AIM OF THE EXERCISE -> Identify each line holding the string "actual" and copy it.

Data items:

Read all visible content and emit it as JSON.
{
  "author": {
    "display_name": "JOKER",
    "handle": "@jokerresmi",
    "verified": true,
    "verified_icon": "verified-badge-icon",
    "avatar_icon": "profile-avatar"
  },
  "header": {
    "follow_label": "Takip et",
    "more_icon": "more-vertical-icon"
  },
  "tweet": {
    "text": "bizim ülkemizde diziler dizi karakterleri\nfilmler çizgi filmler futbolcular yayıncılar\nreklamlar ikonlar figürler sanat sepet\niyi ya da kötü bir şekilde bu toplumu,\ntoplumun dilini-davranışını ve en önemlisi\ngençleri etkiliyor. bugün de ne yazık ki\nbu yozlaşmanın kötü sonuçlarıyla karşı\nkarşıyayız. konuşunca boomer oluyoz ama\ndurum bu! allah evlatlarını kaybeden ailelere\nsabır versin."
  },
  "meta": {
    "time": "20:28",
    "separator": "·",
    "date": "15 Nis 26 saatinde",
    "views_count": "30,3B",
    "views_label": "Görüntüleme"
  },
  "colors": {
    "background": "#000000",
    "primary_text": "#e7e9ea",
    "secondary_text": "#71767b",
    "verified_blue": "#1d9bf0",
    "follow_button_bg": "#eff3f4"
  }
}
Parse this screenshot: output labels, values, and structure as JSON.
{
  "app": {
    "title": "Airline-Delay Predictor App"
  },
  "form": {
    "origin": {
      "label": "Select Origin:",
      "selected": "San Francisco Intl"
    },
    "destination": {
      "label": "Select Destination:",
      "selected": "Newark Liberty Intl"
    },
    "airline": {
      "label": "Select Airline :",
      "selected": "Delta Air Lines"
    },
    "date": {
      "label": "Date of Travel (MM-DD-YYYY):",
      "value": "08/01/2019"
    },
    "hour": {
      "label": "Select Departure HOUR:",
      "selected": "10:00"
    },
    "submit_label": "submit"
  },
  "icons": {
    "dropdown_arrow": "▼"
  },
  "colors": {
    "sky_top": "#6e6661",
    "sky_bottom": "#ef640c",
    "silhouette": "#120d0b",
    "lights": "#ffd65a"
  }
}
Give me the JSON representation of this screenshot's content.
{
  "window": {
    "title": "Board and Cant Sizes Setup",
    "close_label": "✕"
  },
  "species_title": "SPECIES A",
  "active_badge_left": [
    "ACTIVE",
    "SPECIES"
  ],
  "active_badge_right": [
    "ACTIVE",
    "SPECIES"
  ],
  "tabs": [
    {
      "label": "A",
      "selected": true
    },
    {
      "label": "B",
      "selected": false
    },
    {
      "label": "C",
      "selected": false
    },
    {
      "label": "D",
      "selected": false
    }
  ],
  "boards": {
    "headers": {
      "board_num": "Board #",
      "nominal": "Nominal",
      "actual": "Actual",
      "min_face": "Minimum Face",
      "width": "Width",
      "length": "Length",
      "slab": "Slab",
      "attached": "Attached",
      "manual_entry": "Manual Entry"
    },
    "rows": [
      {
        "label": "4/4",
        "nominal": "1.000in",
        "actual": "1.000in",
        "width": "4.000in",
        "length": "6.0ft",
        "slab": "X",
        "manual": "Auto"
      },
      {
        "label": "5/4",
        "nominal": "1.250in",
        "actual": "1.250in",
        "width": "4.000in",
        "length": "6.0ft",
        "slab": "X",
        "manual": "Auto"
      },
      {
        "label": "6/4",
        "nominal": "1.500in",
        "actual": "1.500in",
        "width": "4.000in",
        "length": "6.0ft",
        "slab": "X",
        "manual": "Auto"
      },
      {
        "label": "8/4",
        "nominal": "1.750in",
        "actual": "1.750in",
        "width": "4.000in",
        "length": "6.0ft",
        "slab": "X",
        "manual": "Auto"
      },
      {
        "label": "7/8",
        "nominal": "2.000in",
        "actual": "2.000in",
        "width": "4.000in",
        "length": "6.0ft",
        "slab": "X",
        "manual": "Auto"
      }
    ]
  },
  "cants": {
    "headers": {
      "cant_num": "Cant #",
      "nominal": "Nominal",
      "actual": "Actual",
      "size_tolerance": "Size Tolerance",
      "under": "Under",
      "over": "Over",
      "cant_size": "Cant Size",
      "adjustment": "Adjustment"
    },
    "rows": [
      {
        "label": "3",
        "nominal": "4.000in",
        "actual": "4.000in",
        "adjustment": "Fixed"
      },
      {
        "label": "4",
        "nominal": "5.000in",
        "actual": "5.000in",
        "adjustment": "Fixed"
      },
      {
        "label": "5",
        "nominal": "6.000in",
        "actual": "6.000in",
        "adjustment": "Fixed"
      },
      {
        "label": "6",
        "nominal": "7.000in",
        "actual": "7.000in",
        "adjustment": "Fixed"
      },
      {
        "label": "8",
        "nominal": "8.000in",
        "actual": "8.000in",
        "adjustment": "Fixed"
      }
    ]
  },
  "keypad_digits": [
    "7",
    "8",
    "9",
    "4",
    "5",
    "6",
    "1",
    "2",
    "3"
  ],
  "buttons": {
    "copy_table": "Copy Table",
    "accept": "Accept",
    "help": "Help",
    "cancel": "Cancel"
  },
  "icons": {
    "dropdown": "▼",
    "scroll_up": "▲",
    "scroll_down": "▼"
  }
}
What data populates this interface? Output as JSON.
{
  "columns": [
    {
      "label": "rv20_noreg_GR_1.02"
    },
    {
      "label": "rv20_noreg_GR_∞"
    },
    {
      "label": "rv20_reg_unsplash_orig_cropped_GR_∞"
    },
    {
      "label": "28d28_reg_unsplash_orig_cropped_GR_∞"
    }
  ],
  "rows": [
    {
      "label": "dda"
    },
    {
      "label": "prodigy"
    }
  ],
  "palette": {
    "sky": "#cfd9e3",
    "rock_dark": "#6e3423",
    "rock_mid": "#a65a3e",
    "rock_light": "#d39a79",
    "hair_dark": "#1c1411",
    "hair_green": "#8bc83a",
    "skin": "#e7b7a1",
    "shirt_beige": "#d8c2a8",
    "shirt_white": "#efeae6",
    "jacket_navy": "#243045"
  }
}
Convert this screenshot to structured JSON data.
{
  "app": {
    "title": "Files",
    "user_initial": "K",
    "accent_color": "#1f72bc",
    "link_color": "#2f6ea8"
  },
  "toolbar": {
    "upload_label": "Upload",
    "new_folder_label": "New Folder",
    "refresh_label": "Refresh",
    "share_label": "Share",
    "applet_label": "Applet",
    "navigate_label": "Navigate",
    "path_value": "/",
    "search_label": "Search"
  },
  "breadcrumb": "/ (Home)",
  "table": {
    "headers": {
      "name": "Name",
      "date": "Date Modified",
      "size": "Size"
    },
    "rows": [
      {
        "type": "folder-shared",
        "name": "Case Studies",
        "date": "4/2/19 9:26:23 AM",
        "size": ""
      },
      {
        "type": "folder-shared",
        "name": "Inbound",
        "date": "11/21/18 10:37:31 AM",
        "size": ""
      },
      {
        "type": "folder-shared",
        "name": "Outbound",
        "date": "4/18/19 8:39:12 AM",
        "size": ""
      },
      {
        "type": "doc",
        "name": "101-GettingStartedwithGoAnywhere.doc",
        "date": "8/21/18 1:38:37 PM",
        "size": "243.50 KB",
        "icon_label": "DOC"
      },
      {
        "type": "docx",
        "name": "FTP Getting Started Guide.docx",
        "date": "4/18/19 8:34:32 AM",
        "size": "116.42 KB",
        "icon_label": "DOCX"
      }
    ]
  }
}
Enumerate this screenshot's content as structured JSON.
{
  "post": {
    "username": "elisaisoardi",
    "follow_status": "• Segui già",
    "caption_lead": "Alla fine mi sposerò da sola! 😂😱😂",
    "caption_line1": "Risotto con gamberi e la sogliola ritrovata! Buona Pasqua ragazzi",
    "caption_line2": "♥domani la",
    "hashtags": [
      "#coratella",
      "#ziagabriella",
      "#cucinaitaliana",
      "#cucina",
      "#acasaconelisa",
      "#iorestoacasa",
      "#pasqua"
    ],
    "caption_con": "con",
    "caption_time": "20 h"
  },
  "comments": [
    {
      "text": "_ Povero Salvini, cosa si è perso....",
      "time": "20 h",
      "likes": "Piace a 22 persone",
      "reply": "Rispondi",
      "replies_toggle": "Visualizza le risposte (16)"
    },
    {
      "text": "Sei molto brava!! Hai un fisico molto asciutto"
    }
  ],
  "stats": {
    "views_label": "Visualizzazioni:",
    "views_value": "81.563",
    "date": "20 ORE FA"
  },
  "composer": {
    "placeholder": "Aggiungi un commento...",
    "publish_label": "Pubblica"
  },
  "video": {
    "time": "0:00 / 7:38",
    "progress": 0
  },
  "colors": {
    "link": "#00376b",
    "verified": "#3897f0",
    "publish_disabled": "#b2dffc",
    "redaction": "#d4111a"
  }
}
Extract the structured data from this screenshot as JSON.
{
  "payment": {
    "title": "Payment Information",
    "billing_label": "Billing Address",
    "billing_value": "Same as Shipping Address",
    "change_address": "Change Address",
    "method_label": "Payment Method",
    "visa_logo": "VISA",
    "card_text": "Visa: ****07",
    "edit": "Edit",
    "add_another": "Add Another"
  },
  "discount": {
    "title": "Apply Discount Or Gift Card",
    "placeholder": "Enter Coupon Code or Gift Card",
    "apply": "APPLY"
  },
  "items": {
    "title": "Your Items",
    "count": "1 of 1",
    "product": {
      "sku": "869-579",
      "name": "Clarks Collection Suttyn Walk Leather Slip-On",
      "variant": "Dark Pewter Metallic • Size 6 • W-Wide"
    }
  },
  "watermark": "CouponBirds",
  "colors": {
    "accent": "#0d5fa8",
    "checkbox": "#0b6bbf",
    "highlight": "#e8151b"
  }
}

RESPONSE FOR THIS EXERCISE ->
      "actual": "Actual",
        "actual": "1.000in",
        "actual": "1.250in",
        "actual": "1.500in",
        "actual": "1.750in",
        "actual": "2.000in",
      "actual": "Actual",
        "actual": "4.000in",
        "actual": "5.000in",
        "actual": "6.000in",
        "actual": "7.000in",
        "actual": "8.000in",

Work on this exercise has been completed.